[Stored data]
● ● ●

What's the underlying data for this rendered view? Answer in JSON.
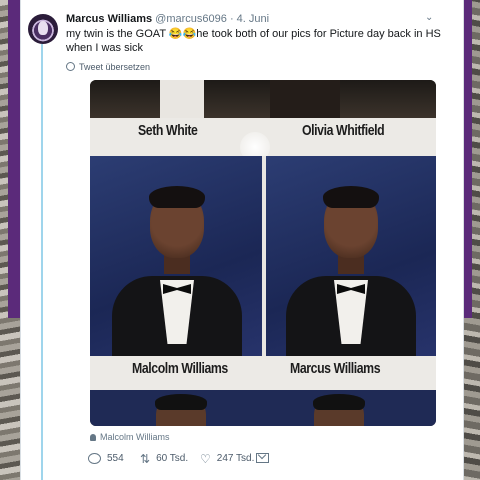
{
  "tweet": {
    "author_name": "Marcus Williams",
    "author_handle": "@marcus6096",
    "separator": "·",
    "date": "4. Juni",
    "text": "my twin is the GOAT 😂😂he took both of our pics for Picture day back in HS when I was sick",
    "translate_label": "Tweet übersetzen",
    "media_tag": "Malcolm Williams",
    "reply_count": "554",
    "retweet_count": "60 Tsd.",
    "like_count": "247 Tsd."
  },
  "yearbook": {
    "top_left_name": "Seth White",
    "top_right_name": "Olivia Whitfield",
    "bottom_left_name": "Malcolm Williams",
    "bottom_right_name": "Marcus Williams"
  },
  "icons": {
    "caret": "chevron-down-icon",
    "translate": "globe-icon",
    "tag": "person-icon",
    "reply": "reply-icon",
    "retweet": "retweet-icon",
    "like": "heart-icon",
    "dm": "envelope-icon"
  },
  "colors": {
    "accent_line": "#9fd5ec",
    "band": "#5b2a7a",
    "muted": "#657786"
  }
}
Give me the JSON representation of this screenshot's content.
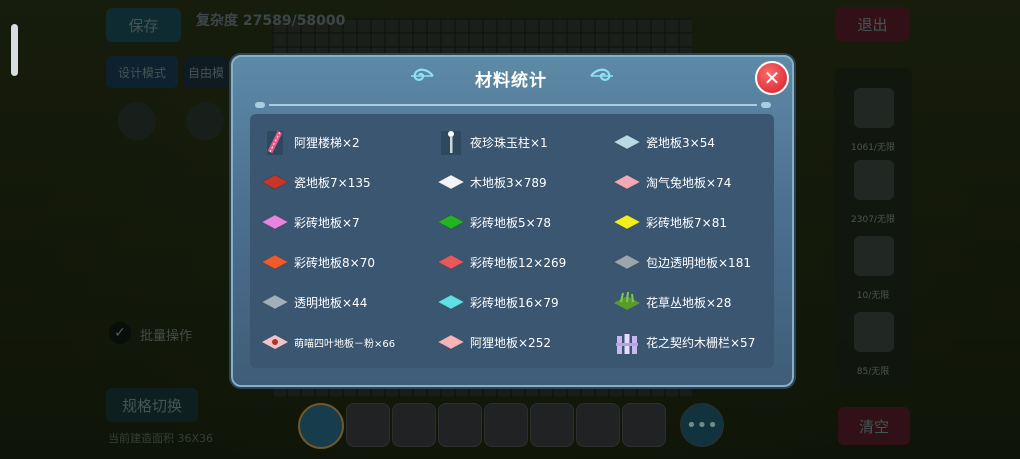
{
  "background": {
    "save_button": "保存",
    "complexity": "复杂度 27589/58000",
    "design_mode": "设计模式",
    "free_label": "自由模",
    "exit_button": "退出",
    "check_label": "批量操作",
    "switch_button": "规格切换",
    "area_label": "当前建造面积 36X36",
    "clear_button": "清空",
    "side_counts": [
      "1061/无限",
      "2307/无限",
      "10/无限",
      "85/无限"
    ]
  },
  "modal": {
    "title": "材料统计",
    "close": "✕",
    "items": [
      {
        "label": "阿狸楼梯×2",
        "icon": "ladder-icon",
        "color": "#e45a8a"
      },
      {
        "label": "夜珍珠玉柱×1",
        "icon": "pillar-icon",
        "color": "#cfd6da"
      },
      {
        "label": "瓷地板3×54",
        "icon": "tile-icon",
        "color": "#b9dbe3"
      },
      {
        "label": "瓷地板7×135",
        "icon": "tile-icon",
        "color": "#c6372a"
      },
      {
        "label": "木地板3×789",
        "icon": "tile-icon",
        "color": "#f4f4f4"
      },
      {
        "label": "淘气兔地板×74",
        "icon": "tile-icon",
        "color": "#f2a9b5"
      },
      {
        "label": "彩砖地板×7",
        "icon": "tile-icon",
        "color": "#e884e0"
      },
      {
        "label": "彩砖地板5×78",
        "icon": "tile-icon",
        "color": "#23b51f"
      },
      {
        "label": "彩砖地板7×81",
        "icon": "tile-icon",
        "color": "#f4ee1a"
      },
      {
        "label": "彩砖地板8×70",
        "icon": "tile-icon",
        "color": "#f05b2a"
      },
      {
        "label": "彩砖地板12×269",
        "icon": "tile-icon",
        "color": "#e85a5a"
      },
      {
        "label": "包边透明地板×181",
        "icon": "tile-icon",
        "color": "#9aa6ac"
      },
      {
        "label": "透明地板×44",
        "icon": "tile-icon",
        "color": "#9fb0bb"
      },
      {
        "label": "彩砖地板16×79",
        "icon": "tile-icon",
        "color": "#5fe0e2"
      },
      {
        "label": "花草丛地板×28",
        "icon": "grass-icon",
        "color": "#5a9a2a"
      },
      {
        "label": "萌喵四叶地板－粉×66",
        "icon": "clover-tile-icon",
        "color": "#f0c4c8"
      },
      {
        "label": "阿狸地板×252",
        "icon": "tile-icon",
        "color": "#f6b4b9"
      },
      {
        "label": "花之契约木栅栏×57",
        "icon": "fence-icon",
        "color": "#c9b6ef"
      }
    ]
  }
}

● ● ●

▶ [Work instructions]
Select every line of the records holding the string "this".

▶ [Answer to the problem]
What's the underlying data for this rendered view? Answer in JSON.
Give me the JSON representation of this screenshot's content.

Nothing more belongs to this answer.